**To do**
Leave out every picture, then transcribe the rest of the listing exactly.

**Records to use**
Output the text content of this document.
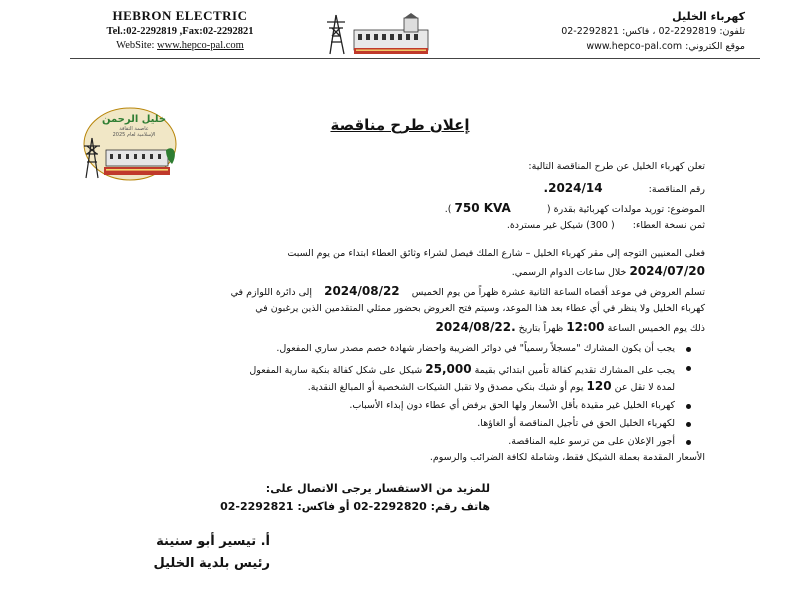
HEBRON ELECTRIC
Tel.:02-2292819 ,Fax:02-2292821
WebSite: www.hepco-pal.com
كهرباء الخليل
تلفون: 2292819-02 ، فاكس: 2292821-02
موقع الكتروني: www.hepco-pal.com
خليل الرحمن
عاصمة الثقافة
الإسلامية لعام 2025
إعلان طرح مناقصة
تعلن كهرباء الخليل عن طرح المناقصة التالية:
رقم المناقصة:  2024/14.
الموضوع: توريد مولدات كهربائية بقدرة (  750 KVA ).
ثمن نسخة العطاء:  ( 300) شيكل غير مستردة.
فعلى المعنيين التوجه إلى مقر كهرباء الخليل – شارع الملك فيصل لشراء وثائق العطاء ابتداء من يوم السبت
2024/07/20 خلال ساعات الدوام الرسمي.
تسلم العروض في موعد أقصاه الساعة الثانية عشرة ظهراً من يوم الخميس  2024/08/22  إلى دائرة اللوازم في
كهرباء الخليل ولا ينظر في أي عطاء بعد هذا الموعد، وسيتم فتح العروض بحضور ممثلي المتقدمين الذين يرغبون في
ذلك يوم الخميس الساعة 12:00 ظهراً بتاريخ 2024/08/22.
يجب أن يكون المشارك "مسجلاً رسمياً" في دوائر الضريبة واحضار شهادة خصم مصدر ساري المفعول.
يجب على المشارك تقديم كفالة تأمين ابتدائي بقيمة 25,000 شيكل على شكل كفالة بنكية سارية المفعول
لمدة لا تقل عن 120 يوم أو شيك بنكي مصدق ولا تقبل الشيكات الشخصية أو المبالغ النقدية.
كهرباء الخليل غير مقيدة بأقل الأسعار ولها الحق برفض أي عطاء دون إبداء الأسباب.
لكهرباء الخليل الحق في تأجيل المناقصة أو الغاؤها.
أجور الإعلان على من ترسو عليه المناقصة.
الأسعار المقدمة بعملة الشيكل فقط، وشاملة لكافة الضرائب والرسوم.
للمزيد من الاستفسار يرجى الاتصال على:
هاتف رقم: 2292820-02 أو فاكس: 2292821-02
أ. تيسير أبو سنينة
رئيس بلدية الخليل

**Result of this exercise**
Output the text content of this document.
HEBRON ELECTRIC
Tel.:02-2292819 ,Fax:02-2292821
WebSite: www.hepco-pal.com
كهرباء الخليل
تلفون: 2292819-02 ، فاكس: 2292821-02
موقع الكتروني: www.hepco-pal.com
خليل الرحمن
عاصمة الثقافة
الإسلامية لعام 2025
إعلان طرح مناقصة
تعلن كهرباء الخليل عن طرح المناقصة التالية:
رقم المناقصة:  2024/14.
الموضوع: توريد مولدات كهربائية بقدرة (  750 KVA ).
ثمن نسخة العطاء:  ( 300) شيكل غير مستردة.
فعلى المعنيين التوجه إلى مقر كهرباء الخليل – شارع الملك فيصل لشراء وثائق العطاء ابتداء من يوم السبت
2024/07/20 خلال ساعات الدوام الرسمي.
تسلم العروض في موعد أقصاه الساعة الثانية عشرة ظهراً من يوم الخميس  2024/08/22  إلى دائرة اللوازم في
كهرباء الخليل ولا ينظر في أي عطاء بعد هذا الموعد، وسيتم فتح العروض بحضور ممثلي المتقدمين الذين يرغبون في
ذلك يوم الخميس الساعة 12:00 ظهراً بتاريخ 2024/08/22.
يجب أن يكون المشارك "مسجلاً رسمياً" في دوائر الضريبة واحضار شهادة خصم مصدر ساري المفعول.
يجب على المشارك تقديم كفالة تأمين ابتدائي بقيمة 25,000 شيكل على شكل كفالة بنكية سارية المفعول
لمدة لا تقل عن 120 يوم أو شيك بنكي مصدق ولا تقبل الشيكات الشخصية أو المبالغ النقدية.
كهرباء الخليل غير مقيدة بأقل الأسعار ولها الحق برفض أي عطاء دون إبداء الأسباب.
لكهرباء الخليل الحق في تأجيل المناقصة أو الغاؤها.
أجور الإعلان على من ترسو عليه المناقصة.
الأسعار المقدمة بعملة الشيكل فقط، وشاملة لكافة الضرائب والرسوم.
للمزيد من الاستفسار يرجى الاتصال على:
هاتف رقم: 2292820-02 أو فاكس: 2292821-02
أ. تيسير أبو سنينة
رئيس بلدية الخليل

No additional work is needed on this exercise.